■ **STATED TASK 1**
Translate this sentence from the thread into Spanish: "The merge was not trivial, so, hopefully I did it well."
■ **STATED TASK 2**
Write out the part of the thread between "comment:34 Changed 23" and "be doctest failures.", inclusive, with no changes.

■ **TEXT**
────────

I tried to import the patches and turn them into git branches. It mostly worked, but I had to resolve some conflicts with the second patch.
Would it be OK to change this hgticket into a gitticket?
comment:29 Changed 4 years ago by
 Reviewers set to Simon King
 Status changed from needs_review to needs_work
 Work issues set to Fix doctests; decide between hg and git
While I had to resolve conflicts when importing the two patches into the git master branch, the patches do apply to sage5.12.beta5, and the patchbot reports the same on sage5.13.beta2. So, perhaps it is OK to keep this a mercurial ticket.
However, with the gitification of the patches, I find (similar to the patchbot)
sage t long /mnt/storage2TB/patchbot/Sage/sage5.13.beta2/devel/sage/sage/rings/polynomial/plural.pyx # 17 doctests failed sage t long /mnt/storage2TB/patchbot/Sage/sage5.13.beta2/devel/sage/sage/libs/singular/function.pyx # 1 doctest failed
The patchbot additionally finds
sage t long /mnt/storage2TB/patchbot/Sage/sage5.13.beta2/devel/sage/sage/algebras/free_algebra.py # 1 doctest failed sage t long /mnt/storage2TB/patchbot/Sage/sage5.13.beta2/devel/sage/sage/structure/coerce.pyx # 1 doctest failed
So, this requires some work.
comment:30 Changed 3 years ago by
 Milestone changed from sage6.1 to sage6.2
comment:31 Changed 3 years ago by
 Milestone changed from sage6.2 to sage6.3
comment:32 Changed 3 years ago by
 Milestone changed from sage6.3 to sage6.4
comment:33 Changed 23 months ago by
I plan to create a branch for it. Probably it will fix #18905.
comment:34 Changed 23 months ago by
 Branch set to u/SimonKing/weakly_reference_binary_operation_codomains
comment:35 Changed 23 months ago by
 Commit set to b9141eef1042c8b8fb1179b30844d5bdb737b96e
 Work issues changed from Fix doctests; decide between hg and git to Fix doctests
Here is a branch. The merge was not trivial, so, hopefully I did it well.
Next, we have to see if the "old problem" (i.e., attachment:testcoercion.py) is still problematic, and of course there may be doctest failures.

────────

■ **LISTING**

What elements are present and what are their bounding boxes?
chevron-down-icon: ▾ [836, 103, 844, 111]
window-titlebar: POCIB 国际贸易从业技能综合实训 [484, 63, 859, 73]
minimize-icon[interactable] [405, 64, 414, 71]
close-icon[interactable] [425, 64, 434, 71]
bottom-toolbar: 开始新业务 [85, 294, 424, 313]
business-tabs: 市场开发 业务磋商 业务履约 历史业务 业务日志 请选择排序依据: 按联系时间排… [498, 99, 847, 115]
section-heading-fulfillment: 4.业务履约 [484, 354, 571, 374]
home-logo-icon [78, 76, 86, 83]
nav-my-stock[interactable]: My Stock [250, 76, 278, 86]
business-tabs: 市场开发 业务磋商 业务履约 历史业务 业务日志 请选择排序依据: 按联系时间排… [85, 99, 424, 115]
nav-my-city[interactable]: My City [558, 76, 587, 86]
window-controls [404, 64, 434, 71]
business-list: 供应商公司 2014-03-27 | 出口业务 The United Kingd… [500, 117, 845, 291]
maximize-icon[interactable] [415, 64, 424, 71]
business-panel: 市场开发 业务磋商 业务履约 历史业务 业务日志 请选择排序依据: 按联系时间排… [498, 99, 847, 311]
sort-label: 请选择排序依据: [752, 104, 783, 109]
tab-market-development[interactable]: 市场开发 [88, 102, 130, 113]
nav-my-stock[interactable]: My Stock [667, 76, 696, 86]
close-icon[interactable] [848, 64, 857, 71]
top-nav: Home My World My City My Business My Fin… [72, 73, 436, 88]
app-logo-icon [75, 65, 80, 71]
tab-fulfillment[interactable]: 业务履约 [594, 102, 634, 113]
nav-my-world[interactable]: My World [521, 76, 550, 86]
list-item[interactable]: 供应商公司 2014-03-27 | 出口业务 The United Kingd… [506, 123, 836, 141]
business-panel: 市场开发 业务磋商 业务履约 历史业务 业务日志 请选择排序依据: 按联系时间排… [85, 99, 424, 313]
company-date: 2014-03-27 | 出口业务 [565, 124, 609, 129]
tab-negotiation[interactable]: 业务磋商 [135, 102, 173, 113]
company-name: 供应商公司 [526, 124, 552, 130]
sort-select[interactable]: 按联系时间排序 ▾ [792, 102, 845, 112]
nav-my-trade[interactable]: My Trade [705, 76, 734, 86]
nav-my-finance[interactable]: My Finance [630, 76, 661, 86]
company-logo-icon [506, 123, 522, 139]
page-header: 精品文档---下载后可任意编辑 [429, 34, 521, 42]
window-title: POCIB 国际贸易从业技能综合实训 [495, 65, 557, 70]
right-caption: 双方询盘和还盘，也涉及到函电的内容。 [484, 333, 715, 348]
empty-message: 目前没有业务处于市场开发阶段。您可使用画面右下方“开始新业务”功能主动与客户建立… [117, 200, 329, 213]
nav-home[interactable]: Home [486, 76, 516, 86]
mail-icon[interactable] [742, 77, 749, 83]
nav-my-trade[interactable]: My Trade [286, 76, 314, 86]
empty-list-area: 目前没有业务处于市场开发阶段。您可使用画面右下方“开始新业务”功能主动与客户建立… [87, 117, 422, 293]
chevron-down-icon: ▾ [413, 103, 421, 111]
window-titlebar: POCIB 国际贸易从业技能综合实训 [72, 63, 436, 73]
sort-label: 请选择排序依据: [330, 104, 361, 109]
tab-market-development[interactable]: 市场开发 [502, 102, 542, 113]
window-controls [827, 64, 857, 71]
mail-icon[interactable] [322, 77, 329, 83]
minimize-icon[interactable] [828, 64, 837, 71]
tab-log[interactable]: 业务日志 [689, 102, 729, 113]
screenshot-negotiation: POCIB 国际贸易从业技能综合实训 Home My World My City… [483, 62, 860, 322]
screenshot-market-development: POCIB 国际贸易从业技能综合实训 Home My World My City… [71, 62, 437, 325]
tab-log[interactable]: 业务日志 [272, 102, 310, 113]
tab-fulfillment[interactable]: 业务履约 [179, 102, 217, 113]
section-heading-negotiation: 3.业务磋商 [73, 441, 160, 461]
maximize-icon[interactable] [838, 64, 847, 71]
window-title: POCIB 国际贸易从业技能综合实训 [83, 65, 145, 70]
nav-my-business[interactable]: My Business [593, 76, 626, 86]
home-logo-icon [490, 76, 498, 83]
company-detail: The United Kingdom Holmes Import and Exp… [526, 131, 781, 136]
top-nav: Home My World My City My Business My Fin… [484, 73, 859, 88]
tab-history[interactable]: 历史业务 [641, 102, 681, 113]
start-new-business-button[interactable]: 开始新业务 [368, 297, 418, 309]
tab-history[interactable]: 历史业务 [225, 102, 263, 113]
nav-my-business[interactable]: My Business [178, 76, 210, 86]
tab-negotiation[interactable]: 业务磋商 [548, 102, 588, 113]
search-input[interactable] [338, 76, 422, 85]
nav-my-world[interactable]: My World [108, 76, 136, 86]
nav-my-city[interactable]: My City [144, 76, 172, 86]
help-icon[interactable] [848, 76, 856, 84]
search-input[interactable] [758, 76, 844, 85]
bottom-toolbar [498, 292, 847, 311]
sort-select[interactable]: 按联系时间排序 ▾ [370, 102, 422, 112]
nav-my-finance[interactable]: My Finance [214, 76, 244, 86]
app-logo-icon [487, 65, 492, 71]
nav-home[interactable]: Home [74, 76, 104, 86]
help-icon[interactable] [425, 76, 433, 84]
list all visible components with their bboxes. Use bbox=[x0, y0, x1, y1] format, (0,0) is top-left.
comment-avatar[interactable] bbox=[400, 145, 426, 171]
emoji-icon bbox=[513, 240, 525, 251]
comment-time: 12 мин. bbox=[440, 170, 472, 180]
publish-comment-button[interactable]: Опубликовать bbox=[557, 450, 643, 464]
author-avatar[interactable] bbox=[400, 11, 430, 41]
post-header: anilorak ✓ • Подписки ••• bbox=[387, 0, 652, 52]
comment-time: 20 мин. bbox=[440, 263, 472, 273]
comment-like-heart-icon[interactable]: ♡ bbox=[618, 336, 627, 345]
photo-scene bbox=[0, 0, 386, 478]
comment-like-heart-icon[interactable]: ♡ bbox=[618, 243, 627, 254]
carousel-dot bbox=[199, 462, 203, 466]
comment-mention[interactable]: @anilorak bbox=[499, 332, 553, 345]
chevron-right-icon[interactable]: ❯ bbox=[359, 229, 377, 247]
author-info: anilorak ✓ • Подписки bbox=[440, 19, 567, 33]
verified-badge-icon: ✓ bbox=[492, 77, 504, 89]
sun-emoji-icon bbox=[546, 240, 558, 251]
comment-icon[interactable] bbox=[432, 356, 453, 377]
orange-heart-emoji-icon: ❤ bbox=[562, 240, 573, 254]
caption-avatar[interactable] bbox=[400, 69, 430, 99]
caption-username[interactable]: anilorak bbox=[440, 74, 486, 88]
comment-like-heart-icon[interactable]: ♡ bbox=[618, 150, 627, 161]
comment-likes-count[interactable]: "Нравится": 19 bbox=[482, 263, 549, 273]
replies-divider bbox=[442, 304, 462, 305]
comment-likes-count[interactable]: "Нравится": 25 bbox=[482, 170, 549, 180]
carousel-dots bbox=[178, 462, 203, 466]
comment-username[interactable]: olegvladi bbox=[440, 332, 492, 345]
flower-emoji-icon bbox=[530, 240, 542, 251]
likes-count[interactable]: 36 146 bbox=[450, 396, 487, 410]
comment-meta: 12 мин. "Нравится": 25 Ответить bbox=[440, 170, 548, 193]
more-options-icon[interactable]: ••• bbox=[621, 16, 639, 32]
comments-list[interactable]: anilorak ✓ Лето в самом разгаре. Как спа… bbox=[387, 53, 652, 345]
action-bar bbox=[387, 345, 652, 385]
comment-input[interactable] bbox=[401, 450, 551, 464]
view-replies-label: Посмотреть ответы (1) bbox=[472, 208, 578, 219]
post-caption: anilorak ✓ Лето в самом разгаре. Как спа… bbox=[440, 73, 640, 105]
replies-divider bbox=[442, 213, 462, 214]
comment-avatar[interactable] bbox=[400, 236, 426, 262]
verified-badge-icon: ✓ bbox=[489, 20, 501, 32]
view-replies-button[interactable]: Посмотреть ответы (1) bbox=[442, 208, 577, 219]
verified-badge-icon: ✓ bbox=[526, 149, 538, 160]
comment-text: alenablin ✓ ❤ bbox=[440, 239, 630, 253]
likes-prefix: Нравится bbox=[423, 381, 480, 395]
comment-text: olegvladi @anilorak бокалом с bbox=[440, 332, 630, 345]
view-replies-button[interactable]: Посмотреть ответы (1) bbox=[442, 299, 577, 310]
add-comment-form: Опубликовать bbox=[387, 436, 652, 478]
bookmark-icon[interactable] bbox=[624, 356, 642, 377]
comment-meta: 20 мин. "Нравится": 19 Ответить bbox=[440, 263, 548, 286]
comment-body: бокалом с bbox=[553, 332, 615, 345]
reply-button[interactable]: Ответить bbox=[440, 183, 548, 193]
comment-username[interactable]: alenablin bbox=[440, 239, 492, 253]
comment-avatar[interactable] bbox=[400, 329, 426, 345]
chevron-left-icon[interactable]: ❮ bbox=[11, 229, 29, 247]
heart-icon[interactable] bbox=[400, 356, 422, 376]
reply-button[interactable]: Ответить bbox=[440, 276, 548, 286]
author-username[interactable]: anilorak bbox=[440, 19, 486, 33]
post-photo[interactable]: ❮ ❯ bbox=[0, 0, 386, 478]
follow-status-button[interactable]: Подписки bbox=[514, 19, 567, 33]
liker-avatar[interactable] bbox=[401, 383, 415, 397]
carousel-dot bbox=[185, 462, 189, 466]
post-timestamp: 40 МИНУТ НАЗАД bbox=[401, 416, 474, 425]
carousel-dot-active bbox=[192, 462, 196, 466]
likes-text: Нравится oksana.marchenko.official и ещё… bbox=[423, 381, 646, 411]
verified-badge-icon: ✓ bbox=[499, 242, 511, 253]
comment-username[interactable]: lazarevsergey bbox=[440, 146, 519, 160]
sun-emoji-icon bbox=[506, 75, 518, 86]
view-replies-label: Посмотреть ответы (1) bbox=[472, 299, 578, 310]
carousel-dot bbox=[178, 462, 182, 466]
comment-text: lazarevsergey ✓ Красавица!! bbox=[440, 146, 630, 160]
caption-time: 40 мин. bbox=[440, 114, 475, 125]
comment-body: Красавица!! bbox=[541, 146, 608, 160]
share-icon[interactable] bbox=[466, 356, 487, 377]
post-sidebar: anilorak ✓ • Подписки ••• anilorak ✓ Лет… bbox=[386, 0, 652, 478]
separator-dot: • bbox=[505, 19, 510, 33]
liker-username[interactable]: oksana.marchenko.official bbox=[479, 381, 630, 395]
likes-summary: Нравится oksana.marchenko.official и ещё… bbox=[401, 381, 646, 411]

────────

■ **FINISHED ANSWER 1**
La fusión no fue trivial, así que espero haberla hecho bien.

■ **FINISHED ANSWER 2**
comment:34 Changed 23 months ago by
 Branch set to u/SimonKing/weakly_reference_binary_operation_codomains
comment:35 Changed 23 months ago by
 Commit set to b9141eef1042c8b8fb1179b30844d5bdb737b96e
 Work issues changed from Fix doctests; decide between hg and git to Fix doctests
Here is a branch. The merge was not trivial, so, hopefully I did it well.
Next, we have to see if the "old problem" (i.e., attachment:testcoercion.py) is still problematic, and of course there may be doctest failures.